** START INPUT MATERIAL **

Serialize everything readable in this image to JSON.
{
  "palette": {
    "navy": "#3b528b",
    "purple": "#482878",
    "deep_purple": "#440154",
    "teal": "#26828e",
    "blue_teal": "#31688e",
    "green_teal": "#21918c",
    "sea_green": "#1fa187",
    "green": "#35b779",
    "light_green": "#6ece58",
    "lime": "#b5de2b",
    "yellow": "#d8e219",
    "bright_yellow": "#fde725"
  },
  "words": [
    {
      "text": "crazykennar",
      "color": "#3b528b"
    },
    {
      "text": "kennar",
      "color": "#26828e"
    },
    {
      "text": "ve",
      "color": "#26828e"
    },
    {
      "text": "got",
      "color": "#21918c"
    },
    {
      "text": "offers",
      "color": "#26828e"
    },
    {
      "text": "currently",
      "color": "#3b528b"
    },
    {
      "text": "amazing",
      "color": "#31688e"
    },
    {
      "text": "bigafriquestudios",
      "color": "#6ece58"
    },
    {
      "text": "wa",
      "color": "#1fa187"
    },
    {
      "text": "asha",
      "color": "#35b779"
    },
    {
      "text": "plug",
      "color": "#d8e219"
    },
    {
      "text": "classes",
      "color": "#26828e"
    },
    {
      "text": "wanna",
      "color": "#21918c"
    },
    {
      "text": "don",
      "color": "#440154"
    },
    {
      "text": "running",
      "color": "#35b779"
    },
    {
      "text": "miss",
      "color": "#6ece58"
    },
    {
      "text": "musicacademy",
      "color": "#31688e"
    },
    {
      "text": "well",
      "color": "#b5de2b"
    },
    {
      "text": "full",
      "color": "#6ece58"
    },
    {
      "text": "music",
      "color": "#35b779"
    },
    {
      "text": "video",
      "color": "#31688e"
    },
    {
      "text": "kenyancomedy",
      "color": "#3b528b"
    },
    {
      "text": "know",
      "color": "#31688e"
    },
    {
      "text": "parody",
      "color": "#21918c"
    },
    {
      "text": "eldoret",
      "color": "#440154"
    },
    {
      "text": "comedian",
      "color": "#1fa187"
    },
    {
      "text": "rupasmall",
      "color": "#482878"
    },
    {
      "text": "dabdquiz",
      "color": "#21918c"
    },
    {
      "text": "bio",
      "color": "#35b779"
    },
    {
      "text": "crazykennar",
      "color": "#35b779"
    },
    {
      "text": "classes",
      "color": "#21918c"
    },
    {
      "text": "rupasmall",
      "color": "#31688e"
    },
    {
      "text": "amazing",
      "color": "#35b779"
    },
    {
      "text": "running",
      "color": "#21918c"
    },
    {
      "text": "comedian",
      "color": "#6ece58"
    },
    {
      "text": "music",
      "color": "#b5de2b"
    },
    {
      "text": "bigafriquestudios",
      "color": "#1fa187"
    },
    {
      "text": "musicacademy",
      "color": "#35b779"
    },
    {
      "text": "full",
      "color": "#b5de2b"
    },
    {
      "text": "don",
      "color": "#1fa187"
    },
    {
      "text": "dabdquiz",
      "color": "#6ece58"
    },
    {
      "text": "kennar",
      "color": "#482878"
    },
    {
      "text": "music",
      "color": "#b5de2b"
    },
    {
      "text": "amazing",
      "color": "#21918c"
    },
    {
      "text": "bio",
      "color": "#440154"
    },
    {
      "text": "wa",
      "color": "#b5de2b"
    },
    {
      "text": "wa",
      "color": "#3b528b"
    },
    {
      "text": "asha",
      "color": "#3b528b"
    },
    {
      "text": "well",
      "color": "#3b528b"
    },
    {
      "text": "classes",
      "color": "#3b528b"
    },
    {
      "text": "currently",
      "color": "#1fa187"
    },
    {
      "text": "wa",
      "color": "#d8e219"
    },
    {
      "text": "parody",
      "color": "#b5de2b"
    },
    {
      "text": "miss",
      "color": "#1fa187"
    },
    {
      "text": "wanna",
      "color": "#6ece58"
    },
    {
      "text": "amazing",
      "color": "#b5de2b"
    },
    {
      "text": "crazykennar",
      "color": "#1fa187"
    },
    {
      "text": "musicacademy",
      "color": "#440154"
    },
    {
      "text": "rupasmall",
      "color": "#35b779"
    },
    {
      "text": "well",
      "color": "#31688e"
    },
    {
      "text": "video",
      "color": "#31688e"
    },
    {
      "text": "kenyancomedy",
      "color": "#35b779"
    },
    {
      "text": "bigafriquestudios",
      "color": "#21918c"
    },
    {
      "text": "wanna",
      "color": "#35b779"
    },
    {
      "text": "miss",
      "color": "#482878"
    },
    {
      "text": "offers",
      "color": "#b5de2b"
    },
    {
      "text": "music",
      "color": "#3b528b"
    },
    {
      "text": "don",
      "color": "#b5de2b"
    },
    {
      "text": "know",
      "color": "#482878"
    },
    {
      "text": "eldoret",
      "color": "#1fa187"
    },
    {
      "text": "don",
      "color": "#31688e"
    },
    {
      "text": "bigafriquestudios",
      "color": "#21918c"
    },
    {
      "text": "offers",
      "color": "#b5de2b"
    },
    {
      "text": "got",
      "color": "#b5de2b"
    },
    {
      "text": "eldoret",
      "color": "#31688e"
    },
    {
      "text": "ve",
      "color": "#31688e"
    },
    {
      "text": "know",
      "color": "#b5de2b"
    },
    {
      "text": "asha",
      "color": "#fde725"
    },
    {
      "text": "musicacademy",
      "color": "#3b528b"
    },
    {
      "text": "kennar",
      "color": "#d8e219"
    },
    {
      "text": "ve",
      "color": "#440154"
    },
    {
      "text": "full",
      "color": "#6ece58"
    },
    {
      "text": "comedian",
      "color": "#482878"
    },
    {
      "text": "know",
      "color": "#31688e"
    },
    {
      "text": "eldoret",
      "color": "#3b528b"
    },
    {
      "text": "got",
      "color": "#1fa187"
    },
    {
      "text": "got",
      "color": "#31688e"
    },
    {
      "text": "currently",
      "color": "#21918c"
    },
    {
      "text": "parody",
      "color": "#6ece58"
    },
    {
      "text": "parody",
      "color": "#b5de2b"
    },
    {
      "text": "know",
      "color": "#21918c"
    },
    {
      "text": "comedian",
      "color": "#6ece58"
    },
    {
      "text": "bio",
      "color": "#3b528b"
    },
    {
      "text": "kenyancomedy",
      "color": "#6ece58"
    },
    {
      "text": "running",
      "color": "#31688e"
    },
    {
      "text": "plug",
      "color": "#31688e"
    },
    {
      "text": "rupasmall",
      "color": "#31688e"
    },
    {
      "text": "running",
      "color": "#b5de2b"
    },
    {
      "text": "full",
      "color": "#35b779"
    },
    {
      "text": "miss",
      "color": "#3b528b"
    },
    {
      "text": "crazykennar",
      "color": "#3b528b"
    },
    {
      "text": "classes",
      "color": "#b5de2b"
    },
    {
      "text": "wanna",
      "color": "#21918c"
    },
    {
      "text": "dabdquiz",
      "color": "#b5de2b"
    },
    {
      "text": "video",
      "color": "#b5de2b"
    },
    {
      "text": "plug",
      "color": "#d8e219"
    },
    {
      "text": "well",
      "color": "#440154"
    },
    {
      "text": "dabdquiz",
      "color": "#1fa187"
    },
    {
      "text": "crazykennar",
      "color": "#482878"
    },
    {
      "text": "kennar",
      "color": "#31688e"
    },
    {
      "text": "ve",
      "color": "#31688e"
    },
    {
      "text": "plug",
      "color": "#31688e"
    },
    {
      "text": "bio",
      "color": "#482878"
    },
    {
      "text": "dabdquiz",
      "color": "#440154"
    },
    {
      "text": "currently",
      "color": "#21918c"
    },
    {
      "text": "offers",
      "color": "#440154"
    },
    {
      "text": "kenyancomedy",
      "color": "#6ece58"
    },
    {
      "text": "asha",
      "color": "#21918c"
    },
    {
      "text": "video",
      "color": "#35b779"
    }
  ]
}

** END INPUT MATERIAL **

* STATED EXERCISE
Quote all the records exactly, please, leaving none out.

* TASK SOLUTION
Serialize everything readable in this image to JSON.
{
  "palette": {
    "navy": "#3b528b",
    "purple": "#482878",
    "deep_purple": "#440154",
    "teal": "#26828e",
    "blue_teal": "#31688e",
    "green_teal": "#21918c",
    "sea_green": "#1fa187",
    "green": "#35b779",
    "light_green": "#6ece58",
    "lime": "#b5de2b",
    "yellow": "#d8e219",
    "bright_yellow": "#fde725"
  },
  "words": [
    {
      "text": "crazykennar",
      "color": "#3b528b"
    },
    {
      "text": "kennar",
      "color": "#26828e"
    },
    {
      "text": "ve",
      "color": "#26828e"
    },
    {
      "text": "got",
      "color": "#21918c"
    },
    {
      "text": "offers",
      "color": "#26828e"
    },
    {
      "text": "currently",
      "color": "#3b528b"
    },
    {
      "text": "amazing",
      "color": "#31688e"
    },
    {
      "text": "bigafriquestudios",
      "color": "#6ece58"
    },
    {
      "text": "wa",
      "color": "#1fa187"
    },
    {
      "text": "asha",
      "color": "#35b779"
    },
    {
      "text": "plug",
      "color": "#d8e219"
    },
    {
      "text": "classes",
      "color": "#26828e"
    },
    {
      "text": "wanna",
      "color": "#21918c"
    },
    {
      "text": "don",
      "color": "#440154"
    },
    {
      "text": "running",
      "color": "#35b779"
    },
    {
      "text": "miss",
      "color": "#6ece58"
    },
    {
      "text": "musicacademy",
      "color": "#31688e"
    },
    {
      "text": "well",
      "color": "#b5de2b"
    },
    {
      "text": "full",
      "color": "#6ece58"
    },
    {
      "text": "music",
      "color": "#35b779"
    },
    {
      "text": "video",
      "color": "#31688e"
    },
    {
      "text": "kenyancomedy",
      "color": "#3b528b"
    },
    {
      "text": "know",
      "color": "#31688e"
    },
    {
      "text": "parody",
      "color": "#21918c"
    },
    {
      "text": "eldoret",
      "color": "#440154"
    },
    {
      "text": "comedian",
      "color": "#1fa187"
    },
    {
      "text": "rupasmall",
      "color": "#482878"
    },
    {
      "text": "dabdquiz",
      "color": "#21918c"
    },
    {
      "text": "bio",
      "color": "#35b779"
    },
    {
      "text": "crazykennar",
      "color": "#35b779"
    },
    {
      "text": "classes",
      "color": "#21918c"
    },
    {
      "text": "rupasmall",
      "color": "#31688e"
    },
    {
      "text": "amazing",
      "color": "#35b779"
    },
    {
      "text": "running",
      "color": "#21918c"
    },
    {
      "text": "comedian",
      "color": "#6ece58"
    },
    {
      "text": "music",
      "color": "#b5de2b"
    },
    {
      "text": "bigafriquestudios",
      "color": "#1fa187"
    },
    {
      "text": "musicacademy",
      "color": "#35b779"
    },
    {
      "text": "full",
      "color": "#b5de2b"
    },
    {
      "text": "don",
      "color": "#1fa187"
    },
    {
      "text": "dabdquiz",
      "color": "#6ece58"
    },
    {
      "text": "kennar",
      "color": "#482878"
    },
    {
      "text": "music",
      "color": "#b5de2b"
    },
    {
      "text": "amazing",
      "color": "#21918c"
    },
    {
      "text": "bio",
      "color": "#440154"
    },
    {
      "text": "wa",
      "color": "#b5de2b"
    },
    {
      "text": "wa",
      "color": "#3b528b"
    },
    {
      "text": "asha",
      "color": "#3b528b"
    },
    {
      "text": "well",
      "color": "#3b528b"
    },
    {
      "text": "classes",
      "color": "#3b528b"
    },
    {
      "text": "currently",
      "color": "#1fa187"
    },
    {
      "text": "wa",
      "color": "#d8e219"
    },
    {
      "text": "parody",
      "color": "#b5de2b"
    },
    {
      "text": "miss",
      "color": "#1fa187"
    },
    {
      "text": "wanna",
      "color": "#6ece58"
    },
    {
      "text": "amazing",
      "color": "#b5de2b"
    },
    {
      "text": "crazykennar",
      "color": "#1fa187"
    },
    {
      "text": "musicacademy",
      "color": "#440154"
    },
    {
      "text": "rupasmall",
      "color": "#35b779"
    },
    {
      "text": "well",
      "color": "#31688e"
    },
    {
      "text": "video",
      "color": "#31688e"
    },
    {
      "text": "kenyancomedy",
      "color": "#35b779"
    },
    {
      "text": "bigafriquestudios",
      "color": "#21918c"
    },
    {
      "text": "wanna",
      "color": "#35b779"
    },
    {
      "text": "miss",
      "color": "#482878"
    },
    {
      "text": "offers",
      "color": "#b5de2b"
    },
    {
      "text": "music",
      "color": "#3b528b"
    },
    {
      "text": "don",
      "color": "#b5de2b"
    },
    {
      "text": "know",
      "color": "#482878"
    },
    {
      "text": "eldoret",
      "color": "#1fa187"
    },
    {
      "text": "don",
      "color": "#31688e"
    },
    {
      "text": "bigafriquestudios",
      "color": "#21918c"
    },
    {
      "text": "offers",
      "color": "#b5de2b"
    },
    {
      "text": "got",
      "color": "#b5de2b"
    },
    {
      "text": "eldoret",
      "color": "#31688e"
    },
    {
      "text": "ve",
      "color": "#31688e"
    },
    {
      "text": "know",
      "color": "#b5de2b"
    },
    {
      "text": "asha",
      "color": "#fde725"
    },
    {
      "text": "musicacademy",
      "color": "#3b528b"
    },
    {
      "text": "kennar",
      "color": "#d8e219"
    },
    {
      "text": "ve",
      "color": "#440154"
    },
    {
      "text": "full",
      "color": "#6ece58"
    },
    {
      "text": "comedian",
      "color": "#482878"
    },
    {
      "text": "know",
      "color": "#31688e"
    },
    {
      "text": "eldoret",
      "color": "#3b528b"
    },
    {
      "text": "got",
      "color": "#1fa187"
    },
    {
      "text": "got",
      "color": "#31688e"
    },
    {
      "text": "currently",
      "color": "#21918c"
    },
    {
      "text": "parody",
      "color": "#6ece58"
    },
    {
      "text": "parody",
      "color": "#b5de2b"
    },
    {
      "text": "know",
      "color": "#21918c"
    },
    {
      "text": "comedian",
      "color": "#6ece58"
    },
    {
      "text": "bio",
      "color": "#3b528b"
    },
    {
      "text": "kenyancomedy",
      "color": "#6ece58"
    },
    {
      "text": "running",
      "color": "#31688e"
    },
    {
      "text": "plug",
      "color": "#31688e"
    },
    {
      "text": "rupasmall",
      "color": "#31688e"
    },
    {
      "text": "running",
      "color": "#b5de2b"
    },
    {
      "text": "full",
      "color": "#35b779"
    },
    {
      "text": "miss",
      "color": "#3b528b"
    },
    {
      "text": "crazykennar",
      "color": "#3b528b"
    },
    {
      "text": "classes",
      "color": "#b5de2b"
    },
    {
      "text": "wanna",
      "color": "#21918c"
    },
    {
      "text": "dabdquiz",
      "color": "#b5de2b"
    },
    {
      "text": "video",
      "color": "#b5de2b"
    },
    {
      "text": "plug",
      "color": "#d8e219"
    },
    {
      "text": "well",
      "color": "#440154"
    },
    {
      "text": "dabdquiz",
      "color": "#1fa187"
    },
    {
      "text": "crazykennar",
      "color": "#482878"
    },
    {
      "text": "kennar",
      "color": "#31688e"
    },
    {
      "text": "ve",
      "color": "#31688e"
    },
    {
      "text": "plug",
      "color": "#31688e"
    },
    {
      "text": "bio",
      "color": "#482878"
    },
    {
      "text": "dabdquiz",
      "color": "#440154"
    },
    {
      "text": "currently",
      "color": "#21918c"
    },
    {
      "text": "offers",
      "color": "#440154"
    },
    {
      "text": "kenyancomedy",
      "color": "#6ece58"
    },
    {
      "text": "asha",
      "color": "#21918c"
    },
    {
      "text": "video",
      "color": "#35b779"
    }
  ]
}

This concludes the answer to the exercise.